[Stored records]
▶

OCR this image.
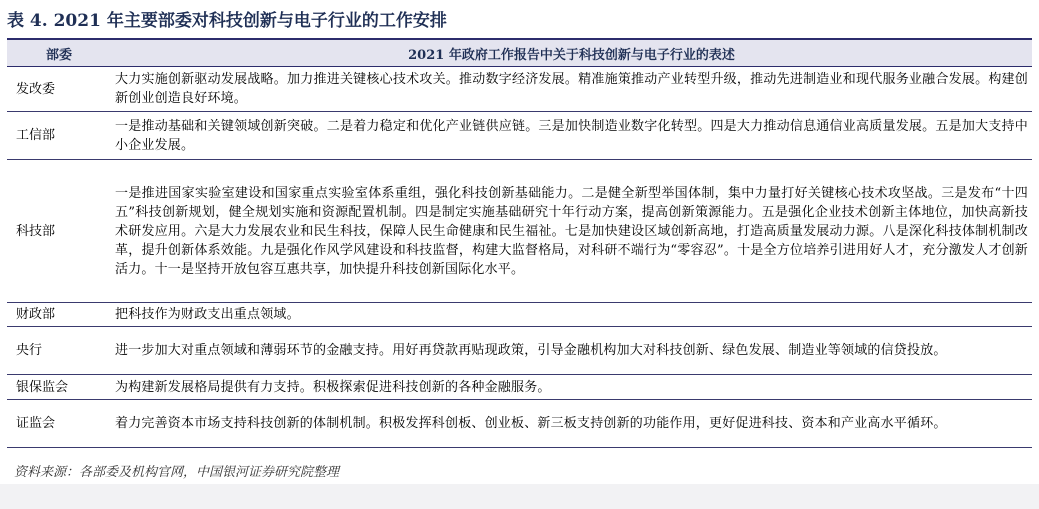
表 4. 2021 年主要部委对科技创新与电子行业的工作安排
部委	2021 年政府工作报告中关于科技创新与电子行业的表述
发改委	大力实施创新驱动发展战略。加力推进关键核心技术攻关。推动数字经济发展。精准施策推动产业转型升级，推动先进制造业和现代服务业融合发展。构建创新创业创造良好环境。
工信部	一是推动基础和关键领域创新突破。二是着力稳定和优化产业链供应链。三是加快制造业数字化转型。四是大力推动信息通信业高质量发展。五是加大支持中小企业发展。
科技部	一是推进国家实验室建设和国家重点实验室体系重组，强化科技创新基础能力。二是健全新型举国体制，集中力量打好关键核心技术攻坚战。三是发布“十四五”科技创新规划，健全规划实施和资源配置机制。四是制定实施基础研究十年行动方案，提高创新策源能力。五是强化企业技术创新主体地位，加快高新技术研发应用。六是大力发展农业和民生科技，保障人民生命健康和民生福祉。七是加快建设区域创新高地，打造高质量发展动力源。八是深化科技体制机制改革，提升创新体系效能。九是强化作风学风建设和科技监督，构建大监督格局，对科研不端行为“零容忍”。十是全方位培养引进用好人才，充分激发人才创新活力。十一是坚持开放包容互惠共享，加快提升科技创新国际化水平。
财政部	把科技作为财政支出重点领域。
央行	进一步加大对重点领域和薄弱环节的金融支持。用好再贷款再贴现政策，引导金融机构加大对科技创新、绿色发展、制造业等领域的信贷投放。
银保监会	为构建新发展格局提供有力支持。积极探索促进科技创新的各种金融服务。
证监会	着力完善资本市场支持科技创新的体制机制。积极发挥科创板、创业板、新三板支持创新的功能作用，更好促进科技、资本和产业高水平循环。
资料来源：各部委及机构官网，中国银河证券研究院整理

◀
▶

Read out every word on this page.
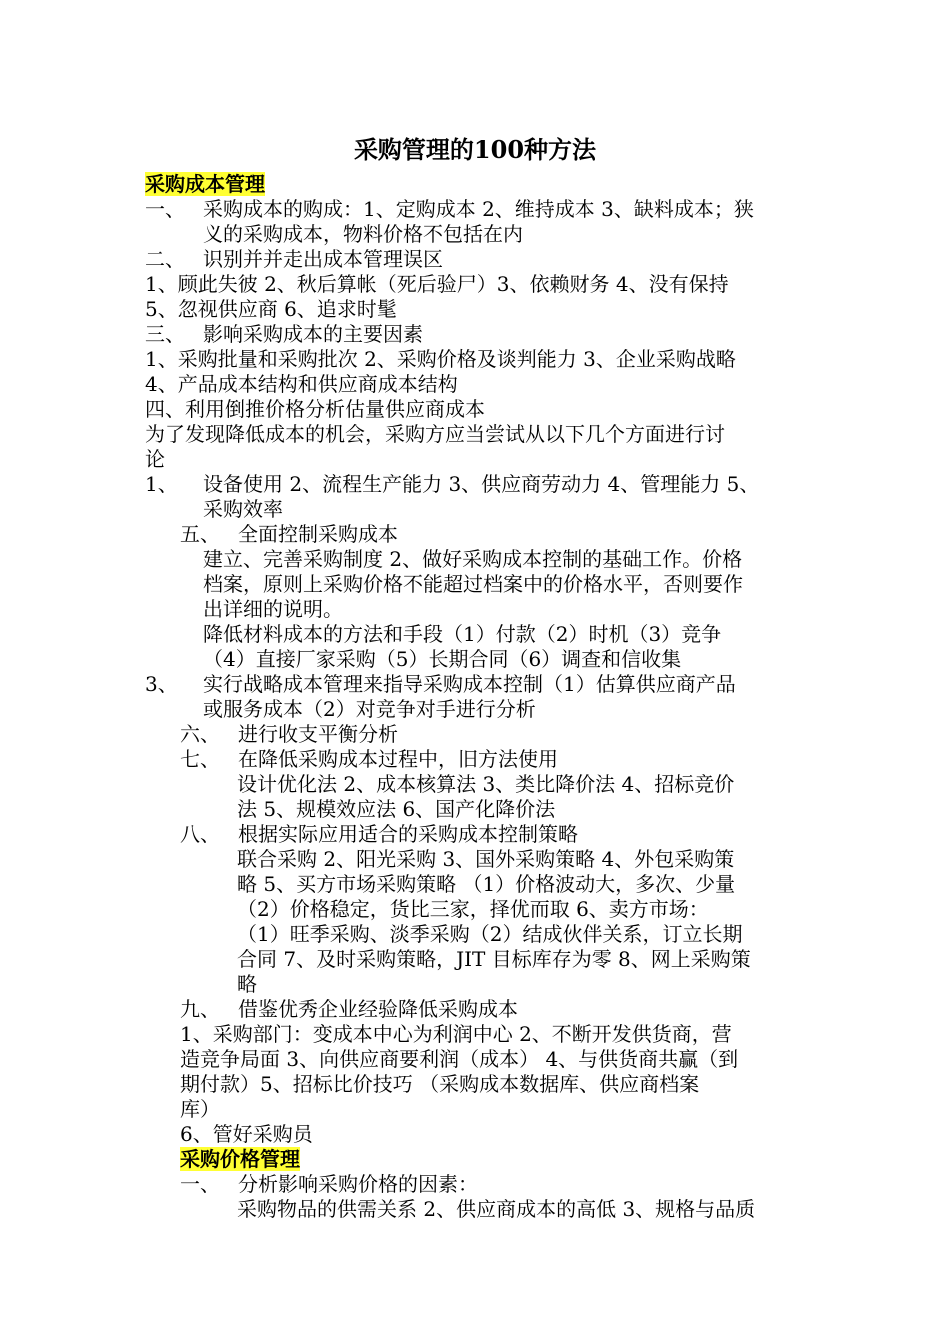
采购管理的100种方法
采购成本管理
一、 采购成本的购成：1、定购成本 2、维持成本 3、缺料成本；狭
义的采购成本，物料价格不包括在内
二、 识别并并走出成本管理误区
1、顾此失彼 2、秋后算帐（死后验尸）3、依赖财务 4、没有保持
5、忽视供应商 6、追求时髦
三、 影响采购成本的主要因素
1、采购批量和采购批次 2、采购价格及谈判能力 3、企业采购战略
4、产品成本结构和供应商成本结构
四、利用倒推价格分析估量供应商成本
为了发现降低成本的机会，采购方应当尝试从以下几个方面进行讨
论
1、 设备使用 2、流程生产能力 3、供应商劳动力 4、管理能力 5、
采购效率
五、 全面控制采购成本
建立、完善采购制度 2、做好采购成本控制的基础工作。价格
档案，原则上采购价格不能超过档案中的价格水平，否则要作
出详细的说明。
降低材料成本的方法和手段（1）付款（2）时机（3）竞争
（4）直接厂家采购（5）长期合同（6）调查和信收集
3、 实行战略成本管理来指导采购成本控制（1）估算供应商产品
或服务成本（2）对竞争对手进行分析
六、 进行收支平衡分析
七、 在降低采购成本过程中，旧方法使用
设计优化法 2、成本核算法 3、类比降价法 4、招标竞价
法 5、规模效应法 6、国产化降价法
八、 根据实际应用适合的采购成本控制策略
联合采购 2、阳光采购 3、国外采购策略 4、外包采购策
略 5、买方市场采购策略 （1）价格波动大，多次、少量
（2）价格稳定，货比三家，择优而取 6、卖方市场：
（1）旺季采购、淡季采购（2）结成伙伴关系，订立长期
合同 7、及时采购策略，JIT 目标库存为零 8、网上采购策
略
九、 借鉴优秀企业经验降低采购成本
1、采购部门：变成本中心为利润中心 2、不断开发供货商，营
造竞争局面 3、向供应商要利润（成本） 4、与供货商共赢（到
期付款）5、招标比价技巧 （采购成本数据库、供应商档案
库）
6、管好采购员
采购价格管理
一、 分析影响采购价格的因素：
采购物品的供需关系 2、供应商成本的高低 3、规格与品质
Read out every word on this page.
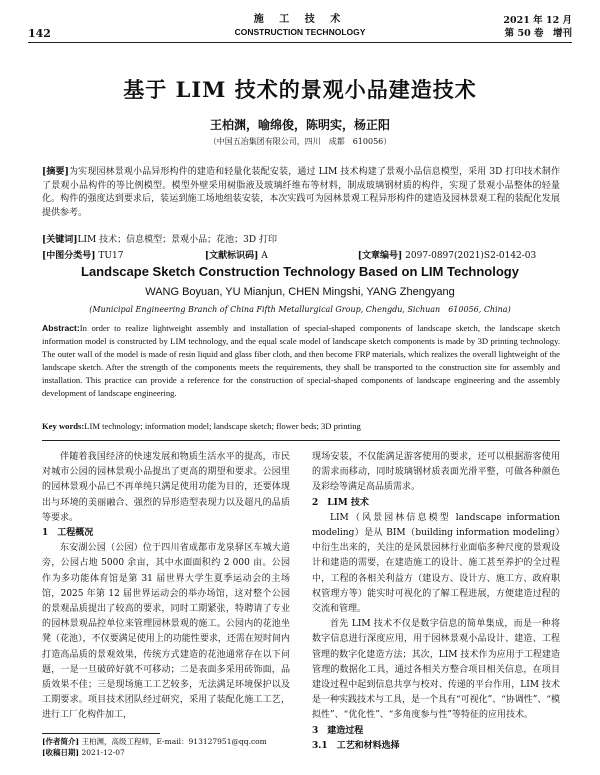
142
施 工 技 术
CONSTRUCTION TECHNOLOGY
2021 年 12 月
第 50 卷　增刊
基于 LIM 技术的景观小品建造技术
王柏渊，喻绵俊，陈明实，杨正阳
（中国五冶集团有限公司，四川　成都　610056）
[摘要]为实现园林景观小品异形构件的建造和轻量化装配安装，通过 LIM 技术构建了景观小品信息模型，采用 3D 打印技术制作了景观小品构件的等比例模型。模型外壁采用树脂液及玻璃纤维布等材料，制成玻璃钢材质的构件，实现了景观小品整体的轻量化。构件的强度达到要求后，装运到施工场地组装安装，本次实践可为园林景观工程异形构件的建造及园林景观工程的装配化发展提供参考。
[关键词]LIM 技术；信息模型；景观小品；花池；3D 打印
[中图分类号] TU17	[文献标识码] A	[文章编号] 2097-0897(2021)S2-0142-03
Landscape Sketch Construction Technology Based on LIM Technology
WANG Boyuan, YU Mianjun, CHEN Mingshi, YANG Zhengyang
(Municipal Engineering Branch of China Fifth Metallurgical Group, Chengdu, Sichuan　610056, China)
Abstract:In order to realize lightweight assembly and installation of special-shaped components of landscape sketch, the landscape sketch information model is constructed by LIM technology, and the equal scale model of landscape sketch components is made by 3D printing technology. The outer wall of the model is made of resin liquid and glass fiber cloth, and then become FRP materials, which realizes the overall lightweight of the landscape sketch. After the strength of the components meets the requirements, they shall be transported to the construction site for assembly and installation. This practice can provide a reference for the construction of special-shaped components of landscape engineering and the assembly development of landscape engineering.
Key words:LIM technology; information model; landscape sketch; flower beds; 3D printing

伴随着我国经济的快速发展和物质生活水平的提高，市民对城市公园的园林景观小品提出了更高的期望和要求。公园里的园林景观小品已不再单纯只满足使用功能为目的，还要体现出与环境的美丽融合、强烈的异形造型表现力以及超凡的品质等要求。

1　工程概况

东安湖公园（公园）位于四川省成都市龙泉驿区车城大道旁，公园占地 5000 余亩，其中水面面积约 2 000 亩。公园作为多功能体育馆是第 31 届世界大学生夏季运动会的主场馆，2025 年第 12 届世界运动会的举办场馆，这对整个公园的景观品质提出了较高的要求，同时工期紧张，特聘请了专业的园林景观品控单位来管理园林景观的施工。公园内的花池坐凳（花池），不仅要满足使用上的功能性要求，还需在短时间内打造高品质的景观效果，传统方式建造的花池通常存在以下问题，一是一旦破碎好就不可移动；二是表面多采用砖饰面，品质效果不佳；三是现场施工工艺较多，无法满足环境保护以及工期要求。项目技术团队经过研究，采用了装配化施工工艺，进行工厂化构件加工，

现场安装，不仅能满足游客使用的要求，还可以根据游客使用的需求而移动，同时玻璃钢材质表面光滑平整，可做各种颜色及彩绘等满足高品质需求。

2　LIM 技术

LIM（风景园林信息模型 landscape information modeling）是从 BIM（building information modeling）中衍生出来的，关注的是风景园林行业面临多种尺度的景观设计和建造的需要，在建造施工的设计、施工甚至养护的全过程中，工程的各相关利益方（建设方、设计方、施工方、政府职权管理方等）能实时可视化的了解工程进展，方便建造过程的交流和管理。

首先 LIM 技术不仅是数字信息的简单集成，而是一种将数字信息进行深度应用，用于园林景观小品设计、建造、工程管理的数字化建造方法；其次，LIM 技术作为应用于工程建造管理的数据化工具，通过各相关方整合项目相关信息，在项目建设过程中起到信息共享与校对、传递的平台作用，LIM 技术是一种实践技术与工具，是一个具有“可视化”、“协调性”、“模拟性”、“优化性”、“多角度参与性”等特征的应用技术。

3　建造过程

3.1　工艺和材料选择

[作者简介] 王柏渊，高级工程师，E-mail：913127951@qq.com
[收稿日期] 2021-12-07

◀

▸ REQUIREMENTS: Pull out all lines in the data above that include "information".

▸ RESULT FOR THIS TASK:
Abstract:In order to realize lightweight assembly and installation of special-shaped components of landscape sketch, the landscape sketch information model is constructed by LIM technology, and the equal scale model of landscape sketch components is made by 3D printing technology. The outer wall of the model is made of resin liquid and glass fiber cloth, and then become FRP materials, which realizes the overall lightweight of the landscape sketch. After the strength of the components meets the requirements, they shall be transported to the construction site for assembly and installation. This practice can provide a reference for the construction of special-shaped components of landscape engineering and the assembly development of landscape engineering.
Key words:LIM technology; information model; landscape sketch; flower beds; 3D printing
LIM（风景园林信息模型 landscape information modeling）是从 BIM（building information modeling）中衍生出来的，关注的是风景园林行业面临多种尺度的景观设计和建造的需要，在建造施工的设计、施工甚至养护的全过程中，工程的各相关利益方（建设方、设计方、施工方、政府职权管理方等）能实时可视化的了解工程进展，方便建造过程的交流和管理。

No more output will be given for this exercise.